- **EXERCISE DESCRIPTION**: Without the pictures, return each record as it appears.

* start *

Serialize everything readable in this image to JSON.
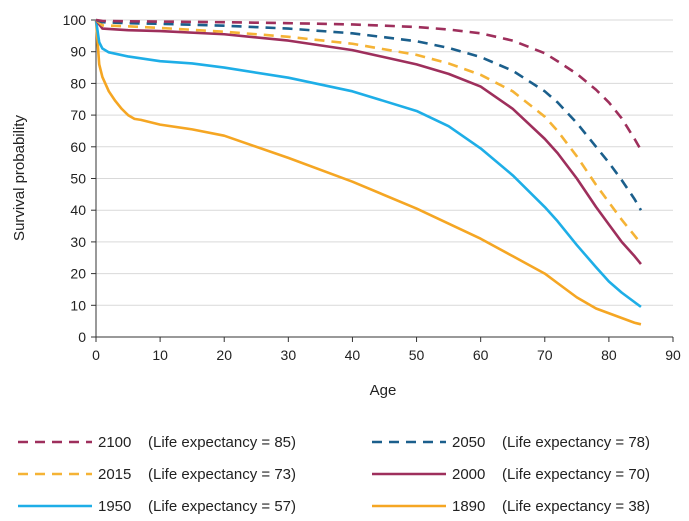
{
  "chart_data": {
    "type": "line",
    "title": "",
    "xlabel": "Age",
    "ylabel": "Survival probability",
    "xlim": [
      0,
      90
    ],
    "ylim": [
      0,
      100
    ],
    "xticks": [
      0,
      10,
      20,
      30,
      40,
      50,
      60,
      70,
      80,
      90
    ],
    "yticks": [
      0,
      10,
      20,
      30,
      40,
      50,
      60,
      70,
      80,
      90,
      100
    ],
    "grid": "horizontal",
    "legend_position": "bottom",
    "series": [
      {
        "name": "2100",
        "label": "(Life expectancy = 85)",
        "color": "#9e2f5c",
        "style": "dashed",
        "x": [
          0,
          1,
          5,
          10,
          20,
          30,
          40,
          50,
          55,
          60,
          65,
          70,
          72,
          75,
          78,
          80,
          82,
          84,
          85
        ],
        "y": [
          100,
          99.7,
          99.6,
          99.5,
          99.3,
          99.0,
          98.6,
          97.8,
          97.0,
          95.8,
          93.5,
          89.5,
          87.0,
          83.0,
          78.0,
          74.0,
          69.0,
          62.5,
          59.0
        ]
      },
      {
        "name": "2050",
        "label": "(Life expectancy = 78)",
        "color": "#1b5f8c",
        "style": "dashed",
        "x": [
          0,
          1,
          5,
          10,
          20,
          30,
          40,
          50,
          55,
          60,
          65,
          70,
          72,
          75,
          78,
          80,
          82,
          84,
          85
        ],
        "y": [
          100,
          99.3,
          99.0,
          98.8,
          98.2,
          97.3,
          95.8,
          93.3,
          91.2,
          88.3,
          84.0,
          77.5,
          74.0,
          67.5,
          60.0,
          55.0,
          49.5,
          43.5,
          40.0
        ]
      },
      {
        "name": "2015",
        "label": "(Life expectancy = 73)",
        "color": "#f5b335",
        "style": "dashed",
        "x": [
          0,
          1,
          5,
          10,
          20,
          30,
          40,
          50,
          55,
          60,
          65,
          70,
          72,
          75,
          78,
          80,
          82,
          84,
          85
        ],
        "y": [
          100,
          98.3,
          98.0,
          97.5,
          96.3,
          94.7,
          92.5,
          89.0,
          86.3,
          82.7,
          77.5,
          69.5,
          65.0,
          57.0,
          48.0,
          42.5,
          37.0,
          32.0,
          29.5
        ]
      },
      {
        "name": "2000",
        "label": "(Life expectancy = 70)",
        "color": "#9e2f5c",
        "style": "solid",
        "x": [
          0,
          1,
          5,
          10,
          20,
          30,
          40,
          50,
          55,
          60,
          65,
          70,
          72,
          75,
          78,
          80,
          82,
          84,
          85
        ],
        "y": [
          100,
          97.3,
          96.8,
          96.5,
          95.5,
          93.5,
          90.5,
          86.0,
          83.0,
          79.0,
          72.0,
          62.5,
          58.0,
          50.0,
          41.0,
          35.5,
          30.0,
          25.5,
          23.0
        ]
      },
      {
        "name": "1950",
        "label": "(Life expectancy = 57)",
        "color": "#1eaee7",
        "style": "solid",
        "x": [
          0,
          0.5,
          1,
          2,
          5,
          10,
          15,
          20,
          30,
          40,
          50,
          55,
          60,
          65,
          70,
          72,
          75,
          78,
          80,
          82,
          84,
          85
        ],
        "y": [
          100,
          93.0,
          91.0,
          89.8,
          88.5,
          87.0,
          86.3,
          85.0,
          81.8,
          77.5,
          71.3,
          66.5,
          59.5,
          51.0,
          41.0,
          36.5,
          29.0,
          22.0,
          17.5,
          14.0,
          11.0,
          9.5
        ]
      },
      {
        "name": "1890",
        "label": "(Life expectancy = 38)",
        "color": "#f5a623",
        "style": "solid",
        "x": [
          0,
          0.5,
          1,
          2,
          3,
          4,
          5,
          6,
          7,
          10,
          15,
          20,
          30,
          40,
          50,
          60,
          65,
          70,
          72,
          75,
          78,
          80,
          82,
          84,
          85
        ],
        "y": [
          100,
          86.0,
          82.0,
          77.5,
          74.5,
          72.0,
          70.0,
          68.8,
          68.5,
          67.0,
          65.5,
          63.5,
          56.5,
          49.0,
          40.5,
          31.0,
          25.5,
          20.0,
          17.0,
          12.5,
          9.0,
          7.5,
          6.0,
          4.5,
          4.0
        ]
      }
    ]
  }
}
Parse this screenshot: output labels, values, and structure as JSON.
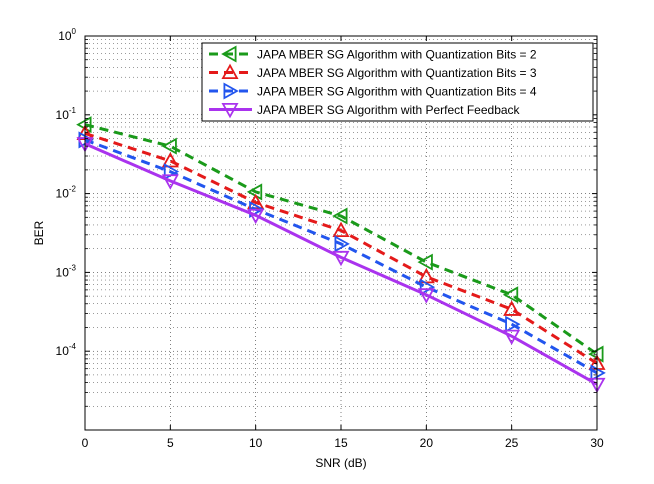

* end *

- **RESPONSE TO THE TASK**:
Serialize everything readable in this image to JSON.
{
  "chart_data": {
    "type": "line",
    "title": "",
    "xlabel": "Age",
    "ylabel": "Survival probability",
    "xlim": [
      0,
      90
    ],
    "ylim": [
      0,
      100
    ],
    "xticks": [
      0,
      10,
      20,
      30,
      40,
      50,
      60,
      70,
      80,
      90
    ],
    "yticks": [
      0,
      10,
      20,
      30,
      40,
      50,
      60,
      70,
      80,
      90,
      100
    ],
    "grid": "horizontal",
    "legend_position": "bottom",
    "series": [
      {
        "name": "2100",
        "label": "(Life expectancy = 85)",
        "color": "#9e2f5c",
        "style": "dashed",
        "x": [
          0,
          1,
          5,
          10,
          20,
          30,
          40,
          50,
          55,
          60,
          65,
          70,
          72,
          75,
          78,
          80,
          82,
          84,
          85
        ],
        "y": [
          100,
          99.7,
          99.6,
          99.5,
          99.3,
          99.0,
          98.6,
          97.8,
          97.0,
          95.8,
          93.5,
          89.5,
          87.0,
          83.0,
          78.0,
          74.0,
          69.0,
          62.5,
          59.0
        ]
      },
      {
        "name": "2050",
        "label": "(Life expectancy = 78)",
        "color": "#1b5f8c",
        "style": "dashed",
        "x": [
          0,
          1,
          5,
          10,
          20,
          30,
          40,
          50,
          55,
          60,
          65,
          70,
          72,
          75,
          78,
          80,
          82,
          84,
          85
        ],
        "y": [
          100,
          99.3,
          99.0,
          98.8,
          98.2,
          97.3,
          95.8,
          93.3,
          91.2,
          88.3,
          84.0,
          77.5,
          74.0,
          67.5,
          60.0,
          55.0,
          49.5,
          43.5,
          40.0
        ]
      },
      {
        "name": "2015",
        "label": "(Life expectancy = 73)",
        "color": "#f5b335",
        "style": "dashed",
        "x": [
          0,
          1,
          5,
          10,
          20,
          30,
          40,
          50,
          55,
          60,
          65,
          70,
          72,
          75,
          78,
          80,
          82,
          84,
          85
        ],
        "y": [
          100,
          98.3,
          98.0,
          97.5,
          96.3,
          94.7,
          92.5,
          89.0,
          86.3,
          82.7,
          77.5,
          69.5,
          65.0,
          57.0,
          48.0,
          42.5,
          37.0,
          32.0,
          29.5
        ]
      },
      {
        "name": "2000",
        "label": "(Life expectancy = 70)",
        "color": "#9e2f5c",
        "style": "solid",
        "x": [
          0,
          1,
          5,
          10,
          20,
          30,
          40,
          50,
          55,
          60,
          65,
          70,
          72,
          75,
          78,
          80,
          82,
          84,
          85
        ],
        "y": [
          100,
          97.3,
          96.8,
          96.5,
          95.5,
          93.5,
          90.5,
          86.0,
          83.0,
          79.0,
          72.0,
          62.5,
          58.0,
          50.0,
          41.0,
          35.5,
          30.0,
          25.5,
          23.0
        ]
      },
      {
        "name": "1950",
        "label": "(Life expectancy = 57)",
        "color": "#1eaee7",
        "style": "solid",
        "x": [
          0,
          0.5,
          1,
          2,
          5,
          10,
          15,
          20,
          30,
          40,
          50,
          55,
          60,
          65,
          70,
          72,
          75,
          78,
          80,
          82,
          84,
          85
        ],
        "y": [
          100,
          93.0,
          91.0,
          89.8,
          88.5,
          87.0,
          86.3,
          85.0,
          81.8,
          77.5,
          71.3,
          66.5,
          59.5,
          51.0,
          41.0,
          36.5,
          29.0,
          22.0,
          17.5,
          14.0,
          11.0,
          9.5
        ]
      },
      {
        "name": "1890",
        "label": "(Life expectancy = 38)",
        "color": "#f5a623",
        "style": "solid",
        "x": [
          0,
          0.5,
          1,
          2,
          3,
          4,
          5,
          6,
          7,
          10,
          15,
          20,
          30,
          40,
          50,
          60,
          65,
          70,
          72,
          75,
          78,
          80,
          82,
          84,
          85
        ],
        "y": [
          100,
          86.0,
          82.0,
          77.5,
          74.5,
          72.0,
          70.0,
          68.8,
          68.5,
          67.0,
          65.5,
          63.5,
          56.5,
          49.0,
          40.5,
          31.0,
          25.5,
          20.0,
          17.0,
          12.5,
          9.0,
          7.5,
          6.0,
          4.5,
          4.0
        ]
      }
    ]
  }
}
Parse this screenshot: output labels, values, and structure as JSON.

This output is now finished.